=== PROBLEM TO WORK ON ===
Pictures should be excluded; otherwise, copy every entry exactly.

Rows from a figure dataset
__________________________________________________
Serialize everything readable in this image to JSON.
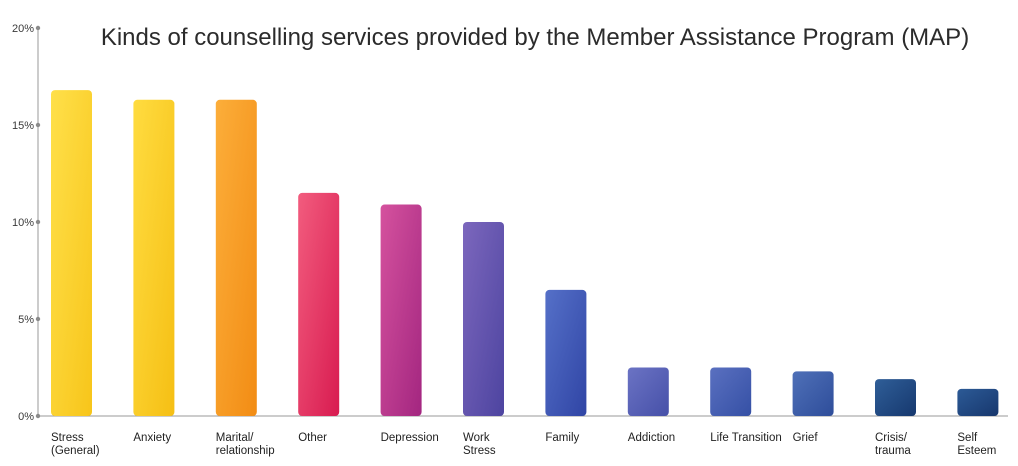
{
  "chart_data": {
    "type": "bar",
    "title": "Kinds of counselling services provided by the Member Assistance Program (MAP)",
    "xlabel": "",
    "ylabel": "",
    "ylim": [
      0,
      20
    ],
    "yticks": [
      "0%",
      "5%",
      "10%",
      "15%",
      "20%"
    ],
    "ytick_values": [
      0,
      5,
      10,
      15,
      20
    ],
    "grid": false,
    "categories": [
      [
        "Stress",
        "(General)"
      ],
      [
        "Anxiety"
      ],
      [
        "Marital/",
        "relationship"
      ],
      [
        "Other"
      ],
      [
        "Depression"
      ],
      [
        "Work",
        "Stress"
      ],
      [
        "Family"
      ],
      [
        "Addiction"
      ],
      [
        "Life Transition"
      ],
      [
        "Grief"
      ],
      [
        "Crisis/",
        "trauma"
      ],
      [
        "Self",
        "Esteem"
      ]
    ],
    "values": [
      16.8,
      16.3,
      16.3,
      11.5,
      10.9,
      10.0,
      6.5,
      2.5,
      2.5,
      2.3,
      1.9,
      1.4
    ],
    "colors": [
      [
        "#ffe04a",
        "#f7c51a"
      ],
      [
        "#ffdc40",
        "#f5bf14"
      ],
      [
        "#fcae3a",
        "#f28c14"
      ],
      [
        "#f25c7e",
        "#d81b50"
      ],
      [
        "#d5529e",
        "#a32680"
      ],
      [
        "#7c67bd",
        "#4d44a0"
      ],
      [
        "#5570c8",
        "#3045a5"
      ],
      [
        "#6b73c4",
        "#4650a8"
      ],
      [
        "#5a70c0",
        "#3550a5"
      ],
      [
        "#4f70b8",
        "#2e4d9a"
      ],
      [
        "#2f5e98",
        "#16386e"
      ],
      [
        "#2c5a96",
        "#17376d"
      ]
    ]
  }
}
__________________________________________________
=== RESULT OF THIS EXERCISE ===
Serialize everything readable in this image to JSON.
{
  "chart_data": {
    "type": "bar",
    "title": "Kinds of counselling services provided by the Member Assistance Program (MAP)",
    "xlabel": "",
    "ylabel": "",
    "ylim": [
      0,
      20
    ],
    "yticks": [
      "0%",
      "5%",
      "10%",
      "15%",
      "20%"
    ],
    "ytick_values": [
      0,
      5,
      10,
      15,
      20
    ],
    "grid": false,
    "categories": [
      [
        "Stress",
        "(General)"
      ],
      [
        "Anxiety"
      ],
      [
        "Marital/",
        "relationship"
      ],
      [
        "Other"
      ],
      [
        "Depression"
      ],
      [
        "Work",
        "Stress"
      ],
      [
        "Family"
      ],
      [
        "Addiction"
      ],
      [
        "Life Transition"
      ],
      [
        "Grief"
      ],
      [
        "Crisis/",
        "trauma"
      ],
      [
        "Self",
        "Esteem"
      ]
    ],
    "values": [
      16.8,
      16.3,
      16.3,
      11.5,
      10.9,
      10.0,
      6.5,
      2.5,
      2.5,
      2.3,
      1.9,
      1.4
    ],
    "colors": [
      [
        "#ffe04a",
        "#f7c51a"
      ],
      [
        "#ffdc40",
        "#f5bf14"
      ],
      [
        "#fcae3a",
        "#f28c14"
      ],
      [
        "#f25c7e",
        "#d81b50"
      ],
      [
        "#d5529e",
        "#a32680"
      ],
      [
        "#7c67bd",
        "#4d44a0"
      ],
      [
        "#5570c8",
        "#3045a5"
      ],
      [
        "#6b73c4",
        "#4650a8"
      ],
      [
        "#5a70c0",
        "#3550a5"
      ],
      [
        "#4f70b8",
        "#2e4d9a"
      ],
      [
        "#2f5e98",
        "#16386e"
      ],
      [
        "#2c5a96",
        "#17376d"
      ]
    ]
  }
}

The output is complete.